- _What you are asked to do_
Check each line for the word "name" and report how many have it. Give nothing else.

- _Source material_
----

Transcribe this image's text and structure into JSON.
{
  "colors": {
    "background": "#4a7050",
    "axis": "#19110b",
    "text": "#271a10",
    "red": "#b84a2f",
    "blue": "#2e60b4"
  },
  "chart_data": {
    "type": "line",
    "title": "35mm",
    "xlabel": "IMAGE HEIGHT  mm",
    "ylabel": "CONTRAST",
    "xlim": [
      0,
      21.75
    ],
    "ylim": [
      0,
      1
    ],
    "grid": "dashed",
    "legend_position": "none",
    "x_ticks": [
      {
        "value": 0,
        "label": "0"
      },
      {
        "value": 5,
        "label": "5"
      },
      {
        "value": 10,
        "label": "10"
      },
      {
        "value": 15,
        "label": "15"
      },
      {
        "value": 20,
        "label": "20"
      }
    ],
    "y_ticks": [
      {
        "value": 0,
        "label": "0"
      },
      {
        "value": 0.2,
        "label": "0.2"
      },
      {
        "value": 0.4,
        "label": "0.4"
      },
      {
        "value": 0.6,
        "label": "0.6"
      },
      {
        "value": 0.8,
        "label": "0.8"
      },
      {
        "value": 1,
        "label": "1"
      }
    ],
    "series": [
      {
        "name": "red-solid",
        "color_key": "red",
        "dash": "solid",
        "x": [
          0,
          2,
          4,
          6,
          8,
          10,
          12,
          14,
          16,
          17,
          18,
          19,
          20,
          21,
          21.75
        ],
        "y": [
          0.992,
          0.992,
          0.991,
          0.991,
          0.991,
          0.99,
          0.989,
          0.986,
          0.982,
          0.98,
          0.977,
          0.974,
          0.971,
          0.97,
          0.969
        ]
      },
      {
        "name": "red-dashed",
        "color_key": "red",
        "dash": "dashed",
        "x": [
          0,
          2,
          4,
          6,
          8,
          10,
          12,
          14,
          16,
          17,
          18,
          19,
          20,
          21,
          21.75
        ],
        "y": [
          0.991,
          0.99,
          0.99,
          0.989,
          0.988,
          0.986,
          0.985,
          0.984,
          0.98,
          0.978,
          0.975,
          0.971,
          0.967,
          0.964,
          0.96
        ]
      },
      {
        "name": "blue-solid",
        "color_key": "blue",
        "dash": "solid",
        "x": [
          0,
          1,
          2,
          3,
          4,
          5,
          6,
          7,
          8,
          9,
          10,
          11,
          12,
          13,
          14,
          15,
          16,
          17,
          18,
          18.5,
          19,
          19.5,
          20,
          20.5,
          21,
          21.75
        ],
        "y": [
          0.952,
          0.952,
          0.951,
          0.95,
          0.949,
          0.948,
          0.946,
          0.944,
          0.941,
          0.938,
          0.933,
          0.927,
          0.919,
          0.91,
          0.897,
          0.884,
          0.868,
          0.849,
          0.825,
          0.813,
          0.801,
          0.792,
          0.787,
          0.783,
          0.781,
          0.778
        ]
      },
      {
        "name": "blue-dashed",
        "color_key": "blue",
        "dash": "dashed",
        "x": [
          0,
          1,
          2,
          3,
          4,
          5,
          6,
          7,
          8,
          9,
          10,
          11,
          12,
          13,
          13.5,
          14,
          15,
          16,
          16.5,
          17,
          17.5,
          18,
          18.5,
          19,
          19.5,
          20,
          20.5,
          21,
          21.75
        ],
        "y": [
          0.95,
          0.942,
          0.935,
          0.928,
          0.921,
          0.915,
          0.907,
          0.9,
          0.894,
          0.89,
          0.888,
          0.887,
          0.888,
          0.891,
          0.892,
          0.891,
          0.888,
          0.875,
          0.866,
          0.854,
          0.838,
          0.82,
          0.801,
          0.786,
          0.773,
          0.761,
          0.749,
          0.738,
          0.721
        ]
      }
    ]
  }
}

----

- _Exercise solution_
4